INSTRUCTIONS FOR THE TASK ->
Copy out each line containing "Dynamic" from the entries below.

---- ENTRIES SUPPLIED

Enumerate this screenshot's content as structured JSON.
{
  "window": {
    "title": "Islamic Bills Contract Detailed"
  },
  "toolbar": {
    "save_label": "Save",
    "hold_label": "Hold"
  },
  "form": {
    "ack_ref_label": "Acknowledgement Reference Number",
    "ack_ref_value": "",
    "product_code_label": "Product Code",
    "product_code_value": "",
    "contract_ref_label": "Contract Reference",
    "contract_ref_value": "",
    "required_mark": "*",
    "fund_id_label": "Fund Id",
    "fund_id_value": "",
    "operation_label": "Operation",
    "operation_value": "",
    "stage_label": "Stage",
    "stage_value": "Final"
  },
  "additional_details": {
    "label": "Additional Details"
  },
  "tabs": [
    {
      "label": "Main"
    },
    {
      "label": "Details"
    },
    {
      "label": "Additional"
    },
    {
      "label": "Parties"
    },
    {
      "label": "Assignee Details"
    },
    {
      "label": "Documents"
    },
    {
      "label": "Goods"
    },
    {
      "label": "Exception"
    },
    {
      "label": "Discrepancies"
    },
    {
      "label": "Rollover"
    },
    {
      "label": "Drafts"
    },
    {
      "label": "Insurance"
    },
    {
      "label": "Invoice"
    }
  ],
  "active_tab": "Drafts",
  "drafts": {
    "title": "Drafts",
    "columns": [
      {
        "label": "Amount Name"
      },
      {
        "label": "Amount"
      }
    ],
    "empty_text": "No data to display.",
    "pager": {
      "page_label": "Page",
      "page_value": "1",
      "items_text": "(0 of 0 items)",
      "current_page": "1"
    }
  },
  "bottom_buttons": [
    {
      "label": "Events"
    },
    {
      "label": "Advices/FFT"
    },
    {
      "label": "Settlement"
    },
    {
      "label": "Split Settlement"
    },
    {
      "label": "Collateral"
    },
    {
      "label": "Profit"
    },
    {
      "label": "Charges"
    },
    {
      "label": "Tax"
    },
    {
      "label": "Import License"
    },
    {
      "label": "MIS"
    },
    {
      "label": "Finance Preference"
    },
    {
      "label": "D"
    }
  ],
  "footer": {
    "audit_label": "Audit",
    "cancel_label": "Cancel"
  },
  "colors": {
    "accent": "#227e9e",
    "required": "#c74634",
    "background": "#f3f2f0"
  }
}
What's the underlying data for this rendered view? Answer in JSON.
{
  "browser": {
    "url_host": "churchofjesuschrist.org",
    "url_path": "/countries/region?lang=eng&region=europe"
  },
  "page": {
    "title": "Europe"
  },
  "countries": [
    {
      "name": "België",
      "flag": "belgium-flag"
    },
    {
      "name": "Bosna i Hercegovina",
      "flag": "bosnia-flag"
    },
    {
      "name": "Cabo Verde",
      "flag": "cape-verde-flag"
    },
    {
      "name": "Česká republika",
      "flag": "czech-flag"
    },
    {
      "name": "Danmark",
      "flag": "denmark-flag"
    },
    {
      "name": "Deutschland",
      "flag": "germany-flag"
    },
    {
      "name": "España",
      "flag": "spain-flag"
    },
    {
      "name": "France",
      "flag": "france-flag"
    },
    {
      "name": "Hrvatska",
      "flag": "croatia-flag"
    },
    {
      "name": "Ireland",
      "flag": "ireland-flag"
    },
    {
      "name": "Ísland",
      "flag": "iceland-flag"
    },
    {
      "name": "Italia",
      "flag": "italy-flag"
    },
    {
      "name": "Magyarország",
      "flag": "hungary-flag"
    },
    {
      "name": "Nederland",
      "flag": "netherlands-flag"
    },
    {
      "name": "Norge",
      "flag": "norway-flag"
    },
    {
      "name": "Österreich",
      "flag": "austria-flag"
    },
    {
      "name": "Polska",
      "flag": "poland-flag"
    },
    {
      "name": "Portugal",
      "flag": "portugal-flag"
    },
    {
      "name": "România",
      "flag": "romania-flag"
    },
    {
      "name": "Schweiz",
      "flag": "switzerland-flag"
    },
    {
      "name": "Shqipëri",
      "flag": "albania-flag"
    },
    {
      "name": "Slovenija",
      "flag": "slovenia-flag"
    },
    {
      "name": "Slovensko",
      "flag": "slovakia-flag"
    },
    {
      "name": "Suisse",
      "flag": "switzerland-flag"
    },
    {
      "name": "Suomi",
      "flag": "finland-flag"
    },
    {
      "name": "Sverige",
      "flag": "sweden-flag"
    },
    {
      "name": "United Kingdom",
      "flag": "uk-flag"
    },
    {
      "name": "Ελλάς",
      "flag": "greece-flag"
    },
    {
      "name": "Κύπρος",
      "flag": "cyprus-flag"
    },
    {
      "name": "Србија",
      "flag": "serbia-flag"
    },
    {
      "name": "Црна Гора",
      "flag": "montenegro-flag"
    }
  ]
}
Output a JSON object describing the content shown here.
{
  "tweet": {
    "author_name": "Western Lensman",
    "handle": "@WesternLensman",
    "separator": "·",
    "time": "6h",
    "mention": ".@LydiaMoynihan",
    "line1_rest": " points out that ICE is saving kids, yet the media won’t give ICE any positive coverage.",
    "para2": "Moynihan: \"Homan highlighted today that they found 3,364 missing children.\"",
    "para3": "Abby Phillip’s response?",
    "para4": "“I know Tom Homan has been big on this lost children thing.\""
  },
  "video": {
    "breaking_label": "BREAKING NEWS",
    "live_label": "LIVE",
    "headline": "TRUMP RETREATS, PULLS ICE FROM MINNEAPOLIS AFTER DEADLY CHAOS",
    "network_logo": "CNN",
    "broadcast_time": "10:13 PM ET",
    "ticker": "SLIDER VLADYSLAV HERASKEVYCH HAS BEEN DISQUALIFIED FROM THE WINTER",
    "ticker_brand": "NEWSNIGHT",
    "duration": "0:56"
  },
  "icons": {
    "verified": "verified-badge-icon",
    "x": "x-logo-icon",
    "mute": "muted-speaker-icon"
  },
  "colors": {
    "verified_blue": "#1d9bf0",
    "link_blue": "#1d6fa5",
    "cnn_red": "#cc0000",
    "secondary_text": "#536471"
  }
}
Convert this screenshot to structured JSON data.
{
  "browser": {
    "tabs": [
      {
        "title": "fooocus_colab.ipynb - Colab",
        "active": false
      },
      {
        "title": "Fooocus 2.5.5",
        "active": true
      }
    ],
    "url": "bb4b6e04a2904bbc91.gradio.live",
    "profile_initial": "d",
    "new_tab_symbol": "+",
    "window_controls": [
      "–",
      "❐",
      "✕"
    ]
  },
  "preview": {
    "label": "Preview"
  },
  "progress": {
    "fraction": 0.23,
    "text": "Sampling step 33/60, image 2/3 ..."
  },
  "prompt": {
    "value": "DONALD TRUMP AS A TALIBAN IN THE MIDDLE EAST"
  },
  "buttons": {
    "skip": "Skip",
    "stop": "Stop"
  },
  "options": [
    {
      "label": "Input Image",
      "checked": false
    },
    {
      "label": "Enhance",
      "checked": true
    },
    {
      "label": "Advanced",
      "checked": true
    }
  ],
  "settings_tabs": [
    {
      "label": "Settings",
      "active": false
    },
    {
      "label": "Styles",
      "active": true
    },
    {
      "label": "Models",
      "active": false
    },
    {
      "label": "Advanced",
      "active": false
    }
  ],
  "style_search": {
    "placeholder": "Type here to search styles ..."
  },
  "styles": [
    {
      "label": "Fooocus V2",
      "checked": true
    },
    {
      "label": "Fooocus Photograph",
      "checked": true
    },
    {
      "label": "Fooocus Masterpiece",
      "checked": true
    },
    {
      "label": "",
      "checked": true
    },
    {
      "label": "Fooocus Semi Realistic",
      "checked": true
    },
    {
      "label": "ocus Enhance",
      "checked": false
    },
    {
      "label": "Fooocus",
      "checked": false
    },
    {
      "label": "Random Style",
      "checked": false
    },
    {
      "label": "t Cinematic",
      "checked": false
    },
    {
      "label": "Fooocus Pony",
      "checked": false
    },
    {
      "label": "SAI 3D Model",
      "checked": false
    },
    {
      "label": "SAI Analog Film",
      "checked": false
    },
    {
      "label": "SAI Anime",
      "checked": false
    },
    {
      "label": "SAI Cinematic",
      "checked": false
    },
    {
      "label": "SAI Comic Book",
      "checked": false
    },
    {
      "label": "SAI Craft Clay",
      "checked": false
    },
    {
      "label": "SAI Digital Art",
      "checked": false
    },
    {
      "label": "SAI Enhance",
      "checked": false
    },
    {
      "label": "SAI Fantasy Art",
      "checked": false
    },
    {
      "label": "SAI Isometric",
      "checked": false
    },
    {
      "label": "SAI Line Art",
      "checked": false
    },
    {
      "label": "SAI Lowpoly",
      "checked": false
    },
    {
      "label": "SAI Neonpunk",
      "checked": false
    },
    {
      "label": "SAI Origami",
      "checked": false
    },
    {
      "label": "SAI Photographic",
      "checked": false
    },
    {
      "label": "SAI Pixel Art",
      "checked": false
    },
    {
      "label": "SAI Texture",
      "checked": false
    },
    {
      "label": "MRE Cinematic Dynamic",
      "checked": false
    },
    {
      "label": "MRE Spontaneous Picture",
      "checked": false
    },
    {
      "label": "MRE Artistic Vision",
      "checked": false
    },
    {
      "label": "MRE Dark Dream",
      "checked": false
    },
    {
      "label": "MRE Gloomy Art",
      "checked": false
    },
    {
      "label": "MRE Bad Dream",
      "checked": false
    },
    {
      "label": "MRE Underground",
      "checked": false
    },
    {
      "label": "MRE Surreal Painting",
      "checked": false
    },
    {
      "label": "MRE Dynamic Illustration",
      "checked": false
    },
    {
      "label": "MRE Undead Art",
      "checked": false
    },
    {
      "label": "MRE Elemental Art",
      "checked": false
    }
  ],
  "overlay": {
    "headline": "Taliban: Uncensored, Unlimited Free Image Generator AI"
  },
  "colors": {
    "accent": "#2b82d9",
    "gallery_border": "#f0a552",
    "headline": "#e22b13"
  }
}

--------

CORRECT RESPONSE ->
      "label": "MRE Cinematic Dynamic",
      "label": "MRE Dynamic Illustration",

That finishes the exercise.